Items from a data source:
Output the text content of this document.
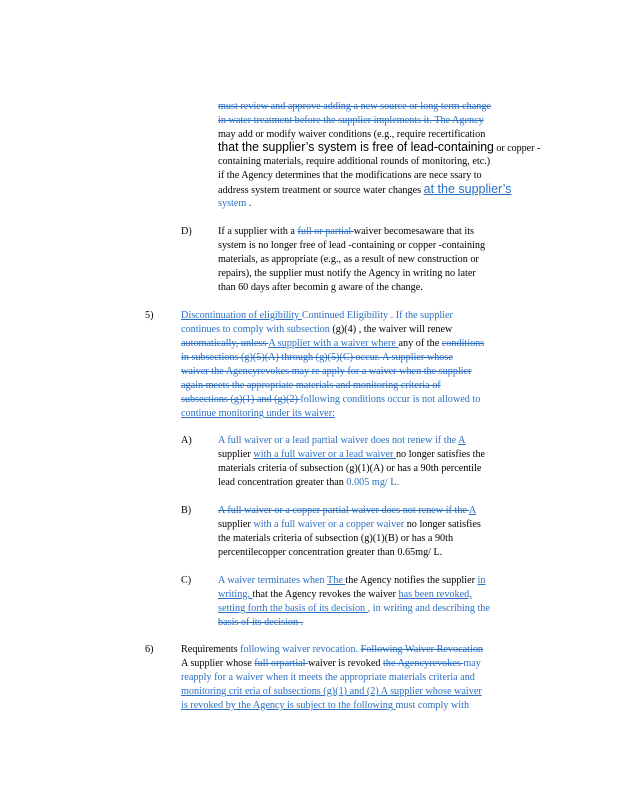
must review and approve adding a new source or long term change
in water treatment before the supplier implements it. The Agency
may add or modify waiver conditions (e.g., require recertification
that the supplier’s system is free of lead-containing or copper -
containing materials, require additional rounds of monitoring, etc.)
if the Agency determines that the modifications are nece ssary to
address system treatment or source water changes at the supplier’s
system .
If a supplier with a full or partial waiver becomesaware that its
system is no longer free of lead -containing or copper -containing
materials, as appropriate (e.g., as a result of new construction or
repairs), the supplier must notify the Agency in writing no later
than 60 days after becomin g aware of the change.
Discontinuation of eligibility Continued Eligibility . If the supplier
continues to comply with subsection (g)(4) , the waiver will renew
automatically, unless A supplier with a waiver where any of the conditions
in subsections (g)(5)(A) through (g)(5)(C) occur. A supplier whose
waiver the Agencyrevokes may re apply for a waiver when the supplier
again meets the appropriate materials and monitoring criteria of
subsections (g)(1) and (g)(2) following conditions occur is not allowed to
continue monitoring under its waiver:
A full waiver or a lead partial waiver does not renew if the A
supplier with a full waiver or a lead waiver no longer satisfies the
materials criteria of subsection (g)(1)(A) or has a 90th percentile
lead concentration greater than 0.005 mg/ L.
A full waiver or a copper partial waiver does not renew if the A
supplier with a full waiver or a copper waiver no longer satisfies
the materials criteria of subsection (g)(1)(B) or has a 90th
percentilecopper concentration greater than 0.65mg/ L.
A waiver terminates when The the Agency notifies the supplier in
writing, that the Agency revokes the waiver has been revoked,
setting forth the basis of its decision , in writing and describing the
basis of its decision .
Requirements following waiver revocation. Following Waiver Revocation
A supplier whose full orpartial waiver is revoked the Agencyrevokes may
reapply for a waiver when it meets the appropriate materials criteria and
monitoring crit eria of subsections (g)(1) and (2) A supplier whose waiver
is revoked by the Agency is subject to the following must comply with
D)
5)
A)
B)
C)
6)
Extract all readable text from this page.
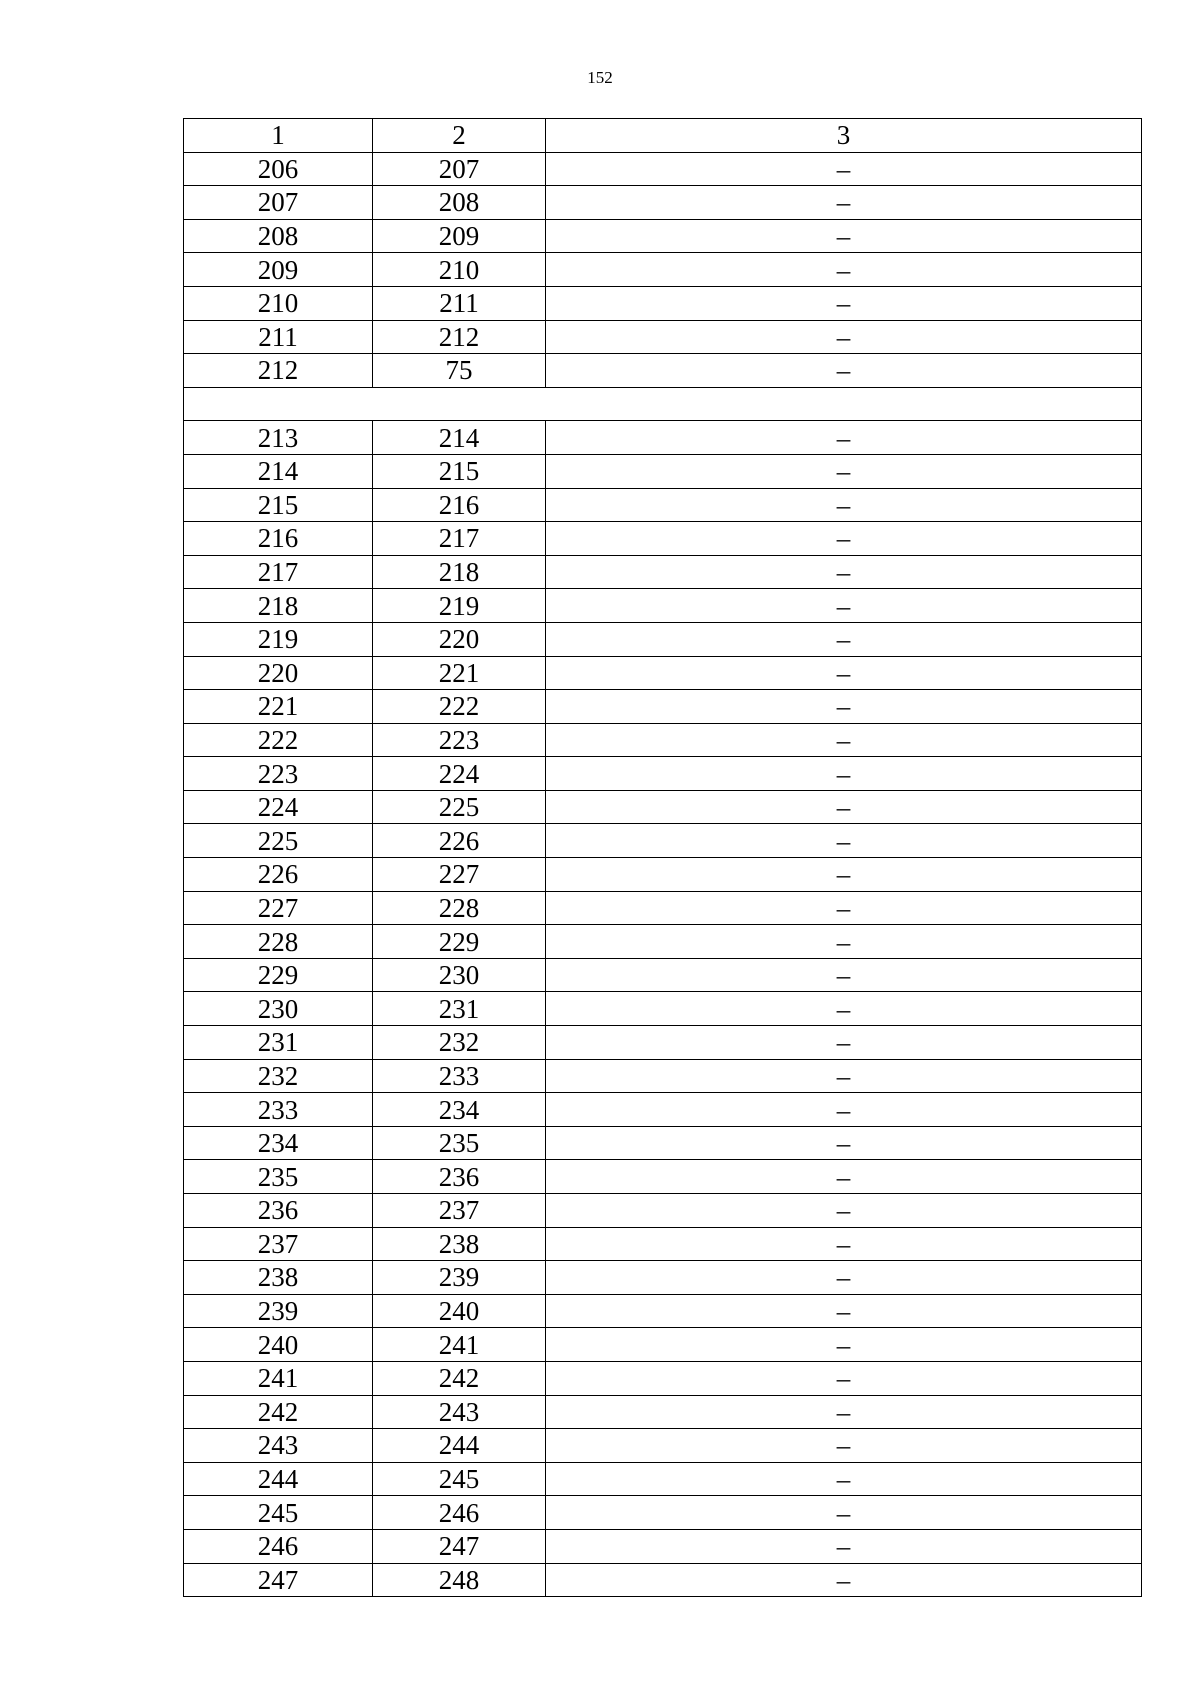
152
1	2	3
206	207	–
207	208	–
208	209	–
209	210	–
210	211	–
211	212	–
212	75	–

213	214	–
214	215	–
215	216	–
216	217	–
217	218	–
218	219	–
219	220	–
220	221	–
221	222	–
222	223	–
223	224	–
224	225	–
225	226	–
226	227	–
227	228	–
228	229	–
229	230	–
230	231	–
231	232	–
232	233	–
233	234	–
234	235	–
235	236	–
236	237	–
237	238	–
238	239	–
239	240	–
240	241	–
241	242	–
242	243	–
243	244	–
244	245	–
245	246	–
246	247	–
247	248	–
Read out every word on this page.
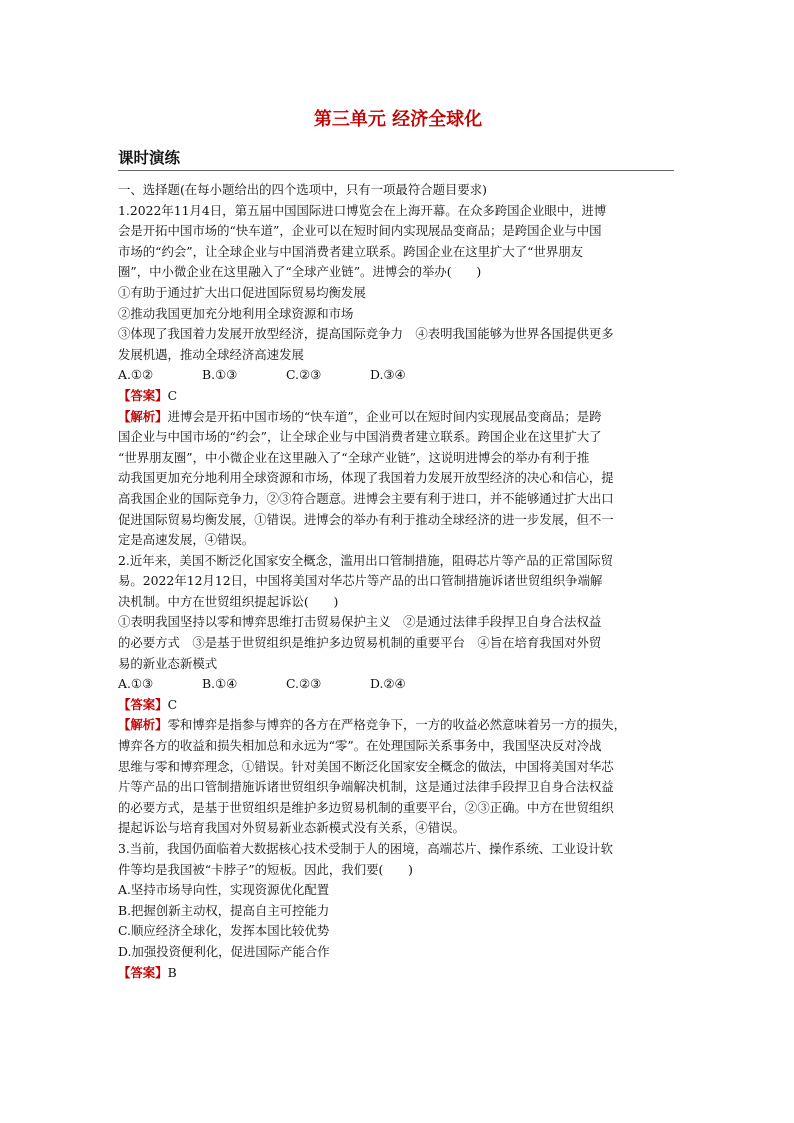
第三单元 经济全球化
课时演练
一、选择题(在每小题给出的四个选项中，只有一项最符合题目要求)
1.2022年11月4日，第五届中国国际进口博览会在上海开幕。在众多跨国企业眼中，进博
会是开拓中国市场的“快车道”，企业可以在短时间内实现展品变商品；是跨国企业与中国
市场的“约会”，让全球企业与中国消费者建立联系。跨国企业在这里扩大了“世界朋友
圈”，中小微企业在这里融入了“全球产业链”。进博会的举办(　　)
①有助于通过扩大出口促进国际贸易均衡发展
②推动我国更加充分地利用全球资源和市场
③体现了我国着力发展开放型经济，提高国际竞争力　④表明我国能够为世界各国提供更多
发展机遇，推动全球经济高速发展
A.①②	B.①③	C.②③	D.③④
【答案】C
【解析】进博会是开拓中国市场的“快车道”，企业可以在短时间内实现展品变商品；是跨
国企业与中国市场的“约会”，让全球企业与中国消费者建立联系。跨国企业在这里扩大了
“世界朋友圈”，中小微企业在这里融入了“全球产业链”，这说明进博会的举办有利于推
动我国更加充分地利用全球资源和市场，体现了我国着力发展开放型经济的决心和信心，提
高我国企业的国际竞争力，②③符合题意。进博会主要有利于进口，并不能够通过扩大出口
促进国际贸易均衡发展，①错误。进博会的举办有利于推动全球经济的进一步发展，但不一
定是高速发展，④错误。
2.近年来，美国不断泛化国家安全概念，滥用出口管制措施，阻碍芯片等产品的正常国际贸
易。2022年12月12日，中国将美国对华芯片等产品的出口管制措施诉诸世贸组织争端解
决机制。中方在世贸组织提起诉讼(　　)
①表明我国坚持以零和博弈思维打击贸易保护主义　②是通过法律手段捍卫自身合法权益
的必要方式　③是基于世贸组织是维护多边贸易机制的重要平台　④旨在培育我国对外贸
易的新业态新模式
A.①③	B.①④	C.②③	D.②④
【答案】C
【解析】零和博弈是指参与博弈的各方在严格竞争下，一方的收益必然意味着另一方的损失，
博弈各方的收益和损失相加总和永远为“零”。在处理国际关系事务中，我国坚决反对冷战
思维与零和博弈理念，①错误。针对美国不断泛化国家安全概念的做法，中国将美国对华芯
片等产品的出口管制措施诉诸世贸组织争端解决机制，这是通过法律手段捍卫自身合法权益
的必要方式，是基于世贸组织是维护多边贸易机制的重要平台，②③正确。中方在世贸组织
提起诉讼与培育我国对外贸易新业态新模式没有关系，④错误。
3.当前，我国仍面临着大数据核心技术受制于人的困境，高端芯片、操作系统、工业设计软
件等均是我国被“卡脖子”的短板。因此，我们要(　　)
A.坚持市场导向性，实现资源优化配置
B.把握创新主动权，提高自主可控能力
C.顺应经济全球化，发挥本国比较优势
D.加强投资便利化，促进国际产能合作
【答案】B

WHAT YOU SHOULD DO: Write out the records above once more, word for word, with no pictures.

RESPONSE BELOW:
Output the text content of this document.
must review and approve adding a new source or long term change
in water treatment before the supplier implements it. The Agency
may add or modify waiver conditions (e.g., require recertification
that the supplier’s system is free of lead-containing or copper -
containing materials, require additional rounds of monitoring, etc.)
if the Agency determines that the modifications are nece ssary to
address system treatment or source water changes at the supplier’s
system .
If a supplier with a full or partial waiver becomesaware that its
system is no longer free of lead -containing or copper -containing
materials, as appropriate (e.g., as a result of new construction or
repairs), the supplier must notify the Agency in writing no later
than 60 days after becomin g aware of the change.
Discontinuation of eligibility Continued Eligibility . If the supplier
continues to comply with subsection (g)(4) , the waiver will renew
automatically, unless A supplier with a waiver where any of the conditions
in subsections (g)(5)(A) through (g)(5)(C) occur. A supplier whose
waiver the Agencyrevokes may re apply for a waiver when the supplier
again meets the appropriate materials and monitoring criteria of
subsections (g)(1) and (g)(2) following conditions occur is not allowed to
continue monitoring under its waiver:
A full waiver or a lead partial waiver does not renew if the A
supplier with a full waiver or a lead waiver no longer satisfies the
materials criteria of subsection (g)(1)(A) or has a 90th percentile
lead concentration greater than 0.005 mg/ L.
A full waiver or a copper partial waiver does not renew if the A
supplier with a full waiver or a copper waiver no longer satisfies
the materials criteria of subsection (g)(1)(B) or has a 90th
percentilecopper concentration greater than 0.65mg/ L.
A waiver terminates when The the Agency notifies the supplier in
writing, that the Agency revokes the waiver has been revoked,
setting forth the basis of its decision , in writing and describing the
basis of its decision .
Requirements following waiver revocation. Following Waiver Revocation
A supplier whose full orpartial waiver is revoked the Agencyrevokes may
reapply for a waiver when it meets the appropriate materials criteria and
monitoring crit eria of subsections (g)(1) and (2) A supplier whose waiver
is revoked by the Agency is subject to the following must comply with
D)
5)
A)
B)
C)
6)
Extract all readable text from this page.
152
1	2	3
206	207	–
207	208	–
208	209	–
209	210	–
210	211	–
211	212	–
212	75	–

213	214	–
214	215	–
215	216	–
216	217	–
217	218	–
218	219	–
219	220	–
220	221	–
221	222	–
222	223	–
223	224	–
224	225	–
225	226	–
226	227	–
227	228	–
228	229	–
229	230	–
230	231	–
231	232	–
232	233	–
233	234	–
234	235	–
235	236	–
236	237	–
237	238	–
238	239	–
239	240	–
240	241	–
241	242	–
242	243	–
243	244	–
244	245	–
245	246	–
246	247	–
247	248	–
Read out every word on this page.
第三单元 经济全球化
课时演练
一、选择题(在每小题给出的四个选项中，只有一项最符合题目要求)
1.2022年11月4日，第五届中国国际进口博览会在上海开幕。在众多跨国企业眼中，进博
会是开拓中国市场的“快车道”，企业可以在短时间内实现展品变商品；是跨国企业与中国
市场的“约会”，让全球企业与中国消费者建立联系。跨国企业在这里扩大了“世界朋友
圈”，中小微企业在这里融入了“全球产业链”。进博会的举办(　　)
①有助于通过扩大出口促进国际贸易均衡发展
②推动我国更加充分地利用全球资源和市场
③体现了我国着力发展开放型经济，提高国际竞争力　④表明我国能够为世界各国提供更多
发展机遇，推动全球经济高速发展
A.①②	B.①③	C.②③	D.③④
【答案】C
【解析】进博会是开拓中国市场的“快车道”，企业可以在短时间内实现展品变商品；是跨
国企业与中国市场的“约会”，让全球企业与中国消费者建立联系。跨国企业在这里扩大了
“世界朋友圈”，中小微企业在这里融入了“全球产业链”，这说明进博会的举办有利于推
动我国更加充分地利用全球资源和市场，体现了我国着力发展开放型经济的决心和信心，提
高我国企业的国际竞争力，②③符合题意。进博会主要有利于进口，并不能够通过扩大出口
促进国际贸易均衡发展，①错误。进博会的举办有利于推动全球经济的进一步发展，但不一
定是高速发展，④错误。
2.近年来，美国不断泛化国家安全概念，滥用出口管制措施，阻碍芯片等产品的正常国际贸
易。2022年12月12日，中国将美国对华芯片等产品的出口管制措施诉诸世贸组织争端解
决机制。中方在世贸组织提起诉讼(　　)
①表明我国坚持以零和博弈思维打击贸易保护主义　②是通过法律手段捍卫自身合法权益
的必要方式　③是基于世贸组织是维护多边贸易机制的重要平台　④旨在培育我国对外贸
易的新业态新模式
A.①③	B.①④	C.②③	D.②④
【答案】C
【解析】零和博弈是指参与博弈的各方在严格竞争下，一方的收益必然意味着另一方的损失，
博弈各方的收益和损失相加总和永远为“零”。在处理国际关系事务中，我国坚决反对冷战
思维与零和博弈理念，①错误。针对美国不断泛化国家安全概念的做法，中国将美国对华芯
片等产品的出口管制措施诉诸世贸组织争端解决机制，这是通过法律手段捍卫自身合法权益
的必要方式，是基于世贸组织是维护多边贸易机制的重要平台，②③正确。中方在世贸组织
提起诉讼与培育我国对外贸易新业态新模式没有关系，④错误。
3.当前，我国仍面临着大数据核心技术受制于人的困境，高端芯片、操作系统、工业设计软
件等均是我国被“卡脖子”的短板。因此，我们要(　　)
A.坚持市场导向性，实现资源优化配置
B.把握创新主动权，提高自主可控能力
C.顺应经济全球化，发挥本国比较优势
D.加强投资便利化，促进国际产能合作
【答案】B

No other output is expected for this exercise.